== QUOTED PASSAGE ==
■ ■ ■ ■
In [490]:
import requests
import pandas as pd
import numpy as np
from sklearn.preprocessing import MinMaxScaler
import torch
import torch.nn as nn
import torch.optim as optim
from sklearn.metrics import mean_absolute_error, mean_squared_error
import matplotlib.pyplot as plt
from torch.utils.data import DataLoader, TensorDataset
import warnings
warnings.filterwarnings('ignore')

# ------------------------
# 1. Data Fetching Function
# ------------------------
def get_historical_data(symbol, interval='1d', start_date=None, end_date=None, limit=1000):
    url = f'https://api.binance.com/api/v3/klines'
    params = {
        'symbol': symbol,
        'interval': interval,
        'limit': limit
    }
    
    if start_date:
        params['startTime'] = int(pd.Timestamp(start_date).timestamp() * 1000)
    if end_date:
        params['endTime'] = int(pd.Timestamp(end_date).timestamp() * 1000)
    
    response = requests.get(url, params=params)
    if response.status_code != 200:
        raise Exception(f'Error fetching data: {response.status_code} - {response.text}')
    
    data = response.json()
    df = pd.DataFrame(data, columns=[
        'timestamp', 'open', 'high', 'low', 'close', 'volume',
        'close_time', 'quote_asset_volume', 'number_of_trades',
        'taker_buy_base_asset_volume', 'taker_buy_quote_asset_volume', 'ignore'
    ])
    
    df['timestamp'] = pd.to_datetime(df['timestamp'], unit='ms')
    df.set_index('timestamp', inplace=True)
    df.drop(columns=['ignore'], inplace=True)
    df = df.apply(pd.to_numeric, errors='coerce')
    
    return df



In [491]:
symbol = 'BTCUSDT'
interval = '1d'
start_date = '2022-06-01'
end_date = '2025-02-06'

# Fetch and prepare data
df = get_historical_data(symbol, interval, start_date, end_date)

In [492]:
df.shape

(982, 10)

In [493]:
# ------------------------
# 2. Sequence Creation Function
# ------------------------
def create_sequences(X_data, y_data, seq_length):
    xs, ys = [], []
    for i in range(len(X_data) - seq_length):
        xs.append(X_data[i:i+seq_length])
        ys.append(y_data[i+seq_length])
    return np.array(xs), np.array(ys)

# ------------------------
# 3. RNN Model Definition
# ------------------------
class SimpleRNN(nn.Module):
    def __init__(self, input_size, hidden_size, output_size, num_layers=1, dropout=0.2):
        super(SimpleRNN, self).__init__()
■ ■ ■ ■
== DATA PROVIDED ==
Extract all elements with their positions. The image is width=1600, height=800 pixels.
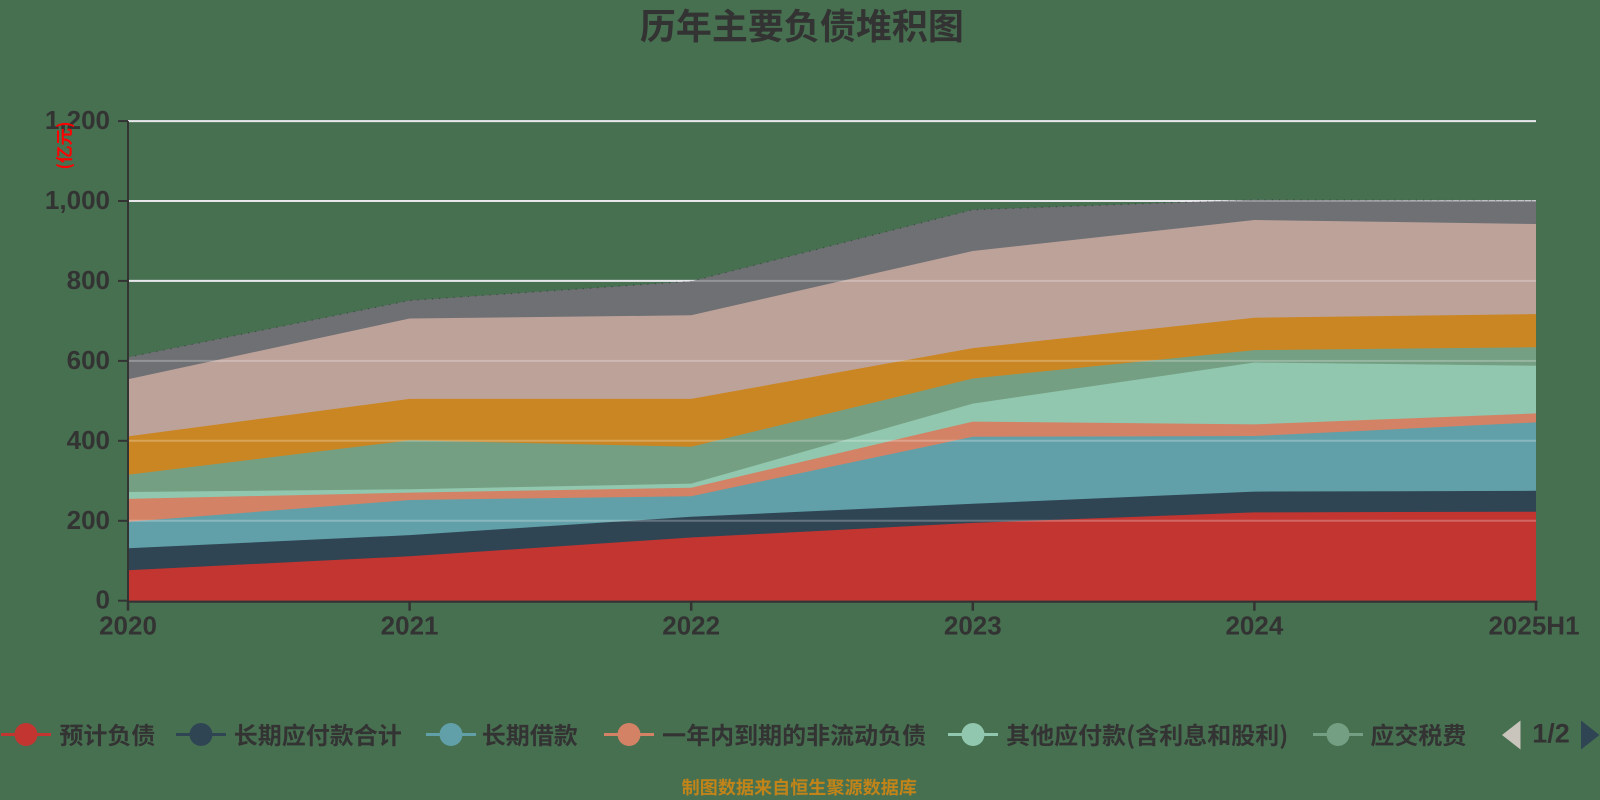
■ ■ ■ ■
== WHAT IS ASKED ==
[1] Decide whether each statement agrees with the BTCUSDT notebook, answering yes or no and quoting the notebook's deciding words. (a) The data-fetching function removes the 'ignore' column. (b) The fetched table has 1000 rows. (c) The end date is set to 2025-02-06.
[2] Pick up the BTCUSDT notebook's code right after its last line and continue writing it.

== ANSWERS FOR THE EXERCISE ==
[1]
(a) Yes: "df.drop(columns=['ignore'], inplace=True)"
(b) No: "(982, 10)"
(c) Yes: "end_date = '2025-02-06'"

[2]
        self.hidden_size = hidden_size
        self.num_layers = num_layers
        self.rnn = nn.RNN(input_size, hidden_size, num_layers, dropout=0.2 , batch_first=True)
        self.fc = nn.Linear(hidden_size, output_size)

    def forward(self, x):
        h0 = torch.zeros(self.num_layers, x.size(0), self.hidden_size).to(x.device)
        out, _ = self.rnn(x, h0)
        out = self.fc(out[:, -1, :])
        return out


torch.manual_seed(42)
np.random.seed(42)

sequence_length = 30
batch_size = 64

In [494]:




# Create target column
df['target'] = df['close'].shift(-1)
df.dropna(inplace=True)

# Define features
x_cols = ['open', 'high', 'low', 'volume', 
          'quote_asset_volume', 'number_of_trades', 
          'taker_buy_base_asset_volume', 'taker_buy_quote_asset_volume']
y_col = 'target'

# Split data FIRST (before scaling)
train_size = int(0.7 * len(df))
train_df = df.iloc[:train_size]
test_df = df.iloc[train_size:]

# Scale the data (fit on training data only)
x_scaler = MinMaxScaler()
y_scaler = MinMaxScaler()

train_df[x_cols] = x_scaler.fit_transform(train_df[x_cols])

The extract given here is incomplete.